#### TASK REQUIREMENTS
Produce the listing below again, exactly as shown.

Collected data
start

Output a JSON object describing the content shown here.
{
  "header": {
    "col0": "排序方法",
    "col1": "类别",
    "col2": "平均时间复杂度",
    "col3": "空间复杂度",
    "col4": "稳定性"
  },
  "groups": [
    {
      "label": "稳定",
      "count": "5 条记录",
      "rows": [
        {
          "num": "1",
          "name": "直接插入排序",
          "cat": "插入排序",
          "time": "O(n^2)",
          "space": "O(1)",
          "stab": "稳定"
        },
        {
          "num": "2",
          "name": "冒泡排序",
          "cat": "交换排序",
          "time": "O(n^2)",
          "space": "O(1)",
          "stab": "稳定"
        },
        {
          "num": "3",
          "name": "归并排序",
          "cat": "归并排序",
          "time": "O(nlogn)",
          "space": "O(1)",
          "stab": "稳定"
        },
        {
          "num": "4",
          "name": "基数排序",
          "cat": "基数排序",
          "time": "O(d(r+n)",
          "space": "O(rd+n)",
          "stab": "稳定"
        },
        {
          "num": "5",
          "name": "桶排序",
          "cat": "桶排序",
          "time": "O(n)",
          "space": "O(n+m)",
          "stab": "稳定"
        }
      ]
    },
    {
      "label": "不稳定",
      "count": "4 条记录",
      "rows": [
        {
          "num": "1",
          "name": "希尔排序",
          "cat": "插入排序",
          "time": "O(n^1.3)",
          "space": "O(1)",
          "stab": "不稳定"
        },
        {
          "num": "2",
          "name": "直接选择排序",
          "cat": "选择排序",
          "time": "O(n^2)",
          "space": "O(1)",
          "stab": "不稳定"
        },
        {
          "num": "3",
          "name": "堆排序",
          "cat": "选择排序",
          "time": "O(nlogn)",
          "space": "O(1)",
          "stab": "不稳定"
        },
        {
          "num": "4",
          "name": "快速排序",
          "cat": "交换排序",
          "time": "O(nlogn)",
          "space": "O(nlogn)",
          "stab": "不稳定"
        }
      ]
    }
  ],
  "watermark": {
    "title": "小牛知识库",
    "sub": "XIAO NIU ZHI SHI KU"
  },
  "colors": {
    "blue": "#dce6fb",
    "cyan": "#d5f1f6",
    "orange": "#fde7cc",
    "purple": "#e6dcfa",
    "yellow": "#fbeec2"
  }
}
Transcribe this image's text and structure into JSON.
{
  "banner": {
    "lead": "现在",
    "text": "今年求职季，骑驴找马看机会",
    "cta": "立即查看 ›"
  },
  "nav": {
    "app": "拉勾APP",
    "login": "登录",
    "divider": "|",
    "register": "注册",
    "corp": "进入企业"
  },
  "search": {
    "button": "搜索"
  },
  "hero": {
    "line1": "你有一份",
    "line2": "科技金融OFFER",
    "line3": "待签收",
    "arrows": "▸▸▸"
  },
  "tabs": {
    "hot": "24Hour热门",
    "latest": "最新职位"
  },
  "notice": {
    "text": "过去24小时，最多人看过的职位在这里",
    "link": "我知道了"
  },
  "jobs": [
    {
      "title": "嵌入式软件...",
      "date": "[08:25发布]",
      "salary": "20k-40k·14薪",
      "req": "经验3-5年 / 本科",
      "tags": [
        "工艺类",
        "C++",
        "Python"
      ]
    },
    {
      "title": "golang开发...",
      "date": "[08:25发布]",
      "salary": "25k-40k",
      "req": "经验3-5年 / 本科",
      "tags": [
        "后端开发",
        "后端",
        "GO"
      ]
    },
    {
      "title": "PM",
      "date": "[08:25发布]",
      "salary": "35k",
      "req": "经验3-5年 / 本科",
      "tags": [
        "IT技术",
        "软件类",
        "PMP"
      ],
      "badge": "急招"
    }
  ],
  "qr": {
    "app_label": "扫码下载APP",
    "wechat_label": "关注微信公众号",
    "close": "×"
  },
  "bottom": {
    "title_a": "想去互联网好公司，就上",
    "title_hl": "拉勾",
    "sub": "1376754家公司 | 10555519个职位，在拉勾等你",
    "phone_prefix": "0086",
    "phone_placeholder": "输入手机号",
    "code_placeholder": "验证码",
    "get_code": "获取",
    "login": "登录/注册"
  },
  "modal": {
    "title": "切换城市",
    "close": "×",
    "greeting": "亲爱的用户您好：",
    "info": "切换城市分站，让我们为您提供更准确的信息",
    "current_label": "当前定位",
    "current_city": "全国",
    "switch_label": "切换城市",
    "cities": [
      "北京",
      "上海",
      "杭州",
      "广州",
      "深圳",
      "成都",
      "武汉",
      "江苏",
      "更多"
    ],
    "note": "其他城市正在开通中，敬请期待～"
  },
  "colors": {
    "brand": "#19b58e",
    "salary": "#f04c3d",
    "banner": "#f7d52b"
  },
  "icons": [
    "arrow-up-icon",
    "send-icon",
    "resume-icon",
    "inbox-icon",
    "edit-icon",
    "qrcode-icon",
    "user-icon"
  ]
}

end

#### FULL RESPONSE
Output a JSON object describing the content shown here.
{
  "header": {
    "col0": "排序方法",
    "col1": "类别",
    "col2": "平均时间复杂度",
    "col3": "空间复杂度",
    "col4": "稳定性"
  },
  "groups": [
    {
      "label": "稳定",
      "count": "5 条记录",
      "rows": [
        {
          "num": "1",
          "name": "直接插入排序",
          "cat": "插入排序",
          "time": "O(n^2)",
          "space": "O(1)",
          "stab": "稳定"
        },
        {
          "num": "2",
          "name": "冒泡排序",
          "cat": "交换排序",
          "time": "O(n^2)",
          "space": "O(1)",
          "stab": "稳定"
        },
        {
          "num": "3",
          "name": "归并排序",
          "cat": "归并排序",
          "time": "O(nlogn)",
          "space": "O(1)",
          "stab": "稳定"
        },
        {
          "num": "4",
          "name": "基数排序",
          "cat": "基数排序",
          "time": "O(d(r+n)",
          "space": "O(rd+n)",
          "stab": "稳定"
        },
        {
          "num": "5",
          "name": "桶排序",
          "cat": "桶排序",
          "time": "O(n)",
          "space": "O(n+m)",
          "stab": "稳定"
        }
      ]
    },
    {
      "label": "不稳定",
      "count": "4 条记录",
      "rows": [
        {
          "num": "1",
          "name": "希尔排序",
          "cat": "插入排序",
          "time": "O(n^1.3)",
          "space": "O(1)",
          "stab": "不稳定"
        },
        {
          "num": "2",
          "name": "直接选择排序",
          "cat": "选择排序",
          "time": "O(n^2)",
          "space": "O(1)",
          "stab": "不稳定"
        },
        {
          "num": "3",
          "name": "堆排序",
          "cat": "选择排序",
          "time": "O(nlogn)",
          "space": "O(1)",
          "stab": "不稳定"
        },
        {
          "num": "4",
          "name": "快速排序",
          "cat": "交换排序",
          "time": "O(nlogn)",
          "space": "O(nlogn)",
          "stab": "不稳定"
        }
      ]
    }
  ],
  "watermark": {
    "title": "小牛知识库",
    "sub": "XIAO NIU ZHI SHI KU"
  },
  "colors": {
    "blue": "#dce6fb",
    "cyan": "#d5f1f6",
    "orange": "#fde7cc",
    "purple": "#e6dcfa",
    "yellow": "#fbeec2"
  }
}
Transcribe this image's text and structure into JSON.
{
  "banner": {
    "lead": "现在",
    "text": "今年求职季，骑驴找马看机会",
    "cta": "立即查看 ›"
  },
  "nav": {
    "app": "拉勾APP",
    "login": "登录",
    "divider": "|",
    "register": "注册",
    "corp": "进入企业"
  },
  "search": {
    "button": "搜索"
  },
  "hero": {
    "line1": "你有一份",
    "line2": "科技金融OFFER",
    "line3": "待签收",
    "arrows": "▸▸▸"
  },
  "tabs": {
    "hot": "24Hour热门",
    "latest": "最新职位"
  },
  "notice": {
    "text": "过去24小时，最多人看过的职位在这里",
    "link": "我知道了"
  },
  "jobs": [
    {
      "title": "嵌入式软件...",
      "date": "[08:25发布]",
      "salary": "20k-40k·14薪",
      "req": "经验3-5年 / 本科",
      "tags": [
        "工艺类",
        "C++",
        "Python"
      ]
    },
    {
      "title": "golang开发...",
      "date": "[08:25发布]",
      "salary": "25k-40k",
      "req": "经验3-5年 / 本科",
      "tags": [
        "后端开发",
        "后端",
        "GO"
      ]
    },
    {
      "title": "PM",
      "date": "[08:25发布]",
      "salary": "35k",
      "req": "经验3-5年 / 本科",
      "tags": [
        "IT技术",
        "软件类",
        "PMP"
      ],
      "badge": "急招"
    }
  ],
  "qr": {
    "app_label": "扫码下载APP",
    "wechat_label": "关注微信公众号",
    "close": "×"
  },
  "bottom": {
    "title_a": "想去互联网好公司，就上",
    "title_hl": "拉勾",
    "sub": "1376754家公司 | 10555519个职位，在拉勾等你",
    "phone_prefix": "0086",
    "phone_placeholder": "输入手机号",
    "code_placeholder": "验证码",
    "get_code": "获取",
    "login": "登录/注册"
  },
  "modal": {
    "title": "切换城市",
    "close": "×",
    "greeting": "亲爱的用户您好：",
    "info": "切换城市分站，让我们为您提供更准确的信息",
    "current_label": "当前定位",
    "current_city": "全国",
    "switch_label": "切换城市",
    "cities": [
      "北京",
      "上海",
      "杭州",
      "广州",
      "深圳",
      "成都",
      "武汉",
      "江苏",
      "更多"
    ],
    "note": "其他城市正在开通中，敬请期待～"
  },
  "colors": {
    "brand": "#19b58e",
    "salary": "#f04c3d",
    "banner": "#f7d52b"
  },
  "icons": [
    "arrow-up-icon",
    "send-icon",
    "resume-icon",
    "inbox-icon",
    "edit-icon",
    "qrcode-icon",
    "user-icon"
  ]
}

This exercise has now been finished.